*Stated task*
Reproduce the records below in full and without edits, omitting images.

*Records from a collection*
━━━━━━━━

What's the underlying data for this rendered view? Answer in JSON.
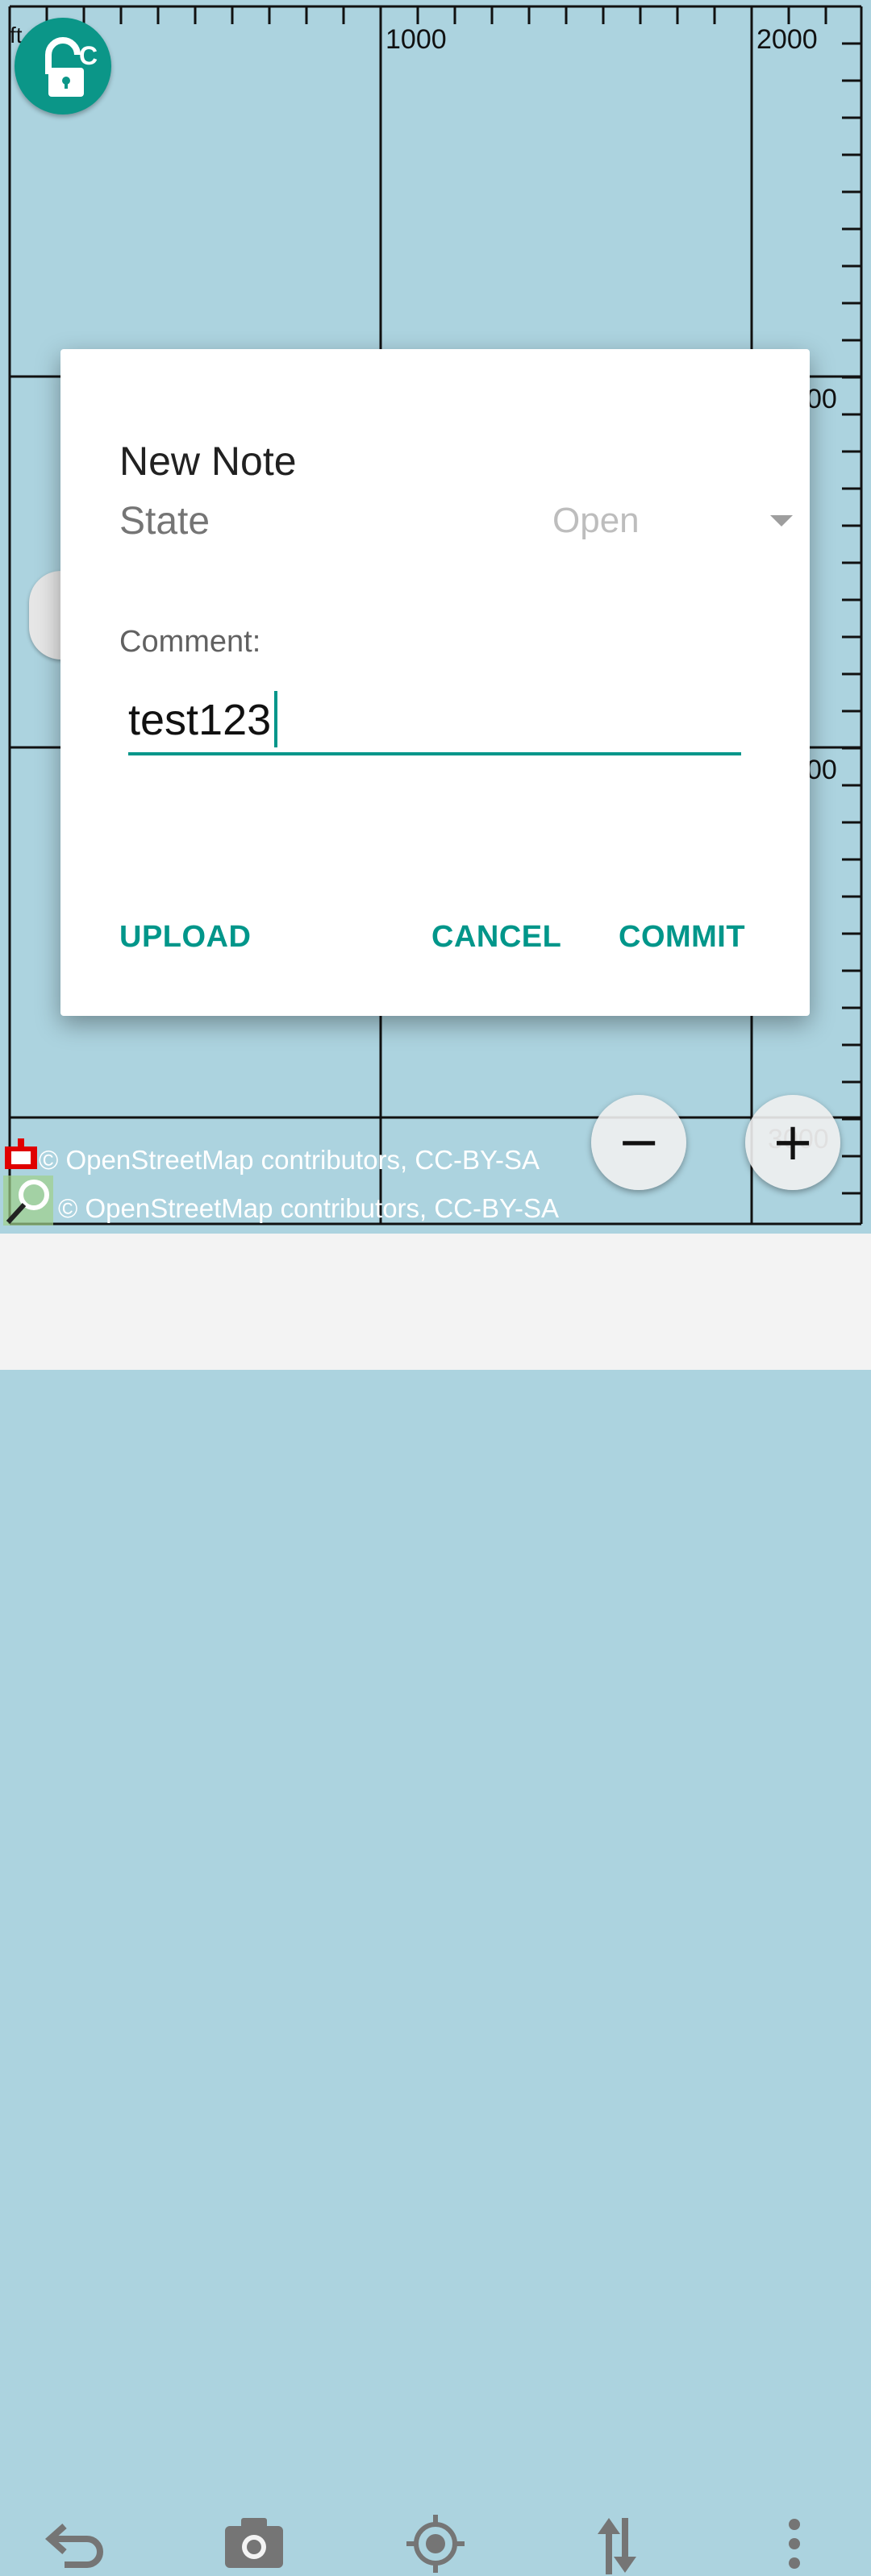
{
  "map": {
    "scale_unit": "ft",
    "scale_labels_top": [
      "1000",
      "2000"
    ],
    "scale_labels_right": [
      "00",
      "00"
    ],
    "scale_label_bottom_right": "3000",
    "attribution_1": "© OpenStreetMap contributors, CC-BY-SA",
    "attribution_2": "© OpenStreetMap contributors, CC-BY-SA",
    "zoom_out_label": "−",
    "zoom_in_label": "+",
    "lock_letter": "C"
  },
  "dialog": {
    "title": "New Note",
    "state_label": "State",
    "state_value": "Open",
    "comment_label": "Comment:",
    "comment_value": "test123",
    "buttons": {
      "upload": "UPLOAD",
      "cancel": "CANCEL",
      "commit": "COMMIT"
    }
  },
  "toolbar": {
    "icons": [
      "undo-icon",
      "camera-icon",
      "gps-icon",
      "transfer-icon",
      "more-vert-icon"
    ]
  },
  "colors": {
    "accent": "#00968a",
    "map_water": "#acd3df",
    "lock_button": "#0b9688"
  }
}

━━━━━━━━

*Exercise output*
What's the underlying data for this rendered view? Answer in JSON.
{
  "map": {
    "scale_unit": "ft",
    "scale_labels_top": [
      "1000",
      "2000"
    ],
    "scale_labels_right": [
      "00",
      "00"
    ],
    "scale_label_bottom_right": "3000",
    "attribution_1": "© OpenStreetMap contributors, CC-BY-SA",
    "attribution_2": "© OpenStreetMap contributors, CC-BY-SA",
    "zoom_out_label": "−",
    "zoom_in_label": "+",
    "lock_letter": "C"
  },
  "dialog": {
    "title": "New Note",
    "state_label": "State",
    "state_value": "Open",
    "comment_label": "Comment:",
    "comment_value": "test123",
    "buttons": {
      "upload": "UPLOAD",
      "cancel": "CANCEL",
      "commit": "COMMIT"
    }
  },
  "toolbar": {
    "icons": [
      "undo-icon",
      "camera-icon",
      "gps-icon",
      "transfer-icon",
      "more-vert-icon"
    ]
  },
  "colors": {
    "accent": "#00968a",
    "map_water": "#acd3df",
    "lock_button": "#0b9688"
  }
}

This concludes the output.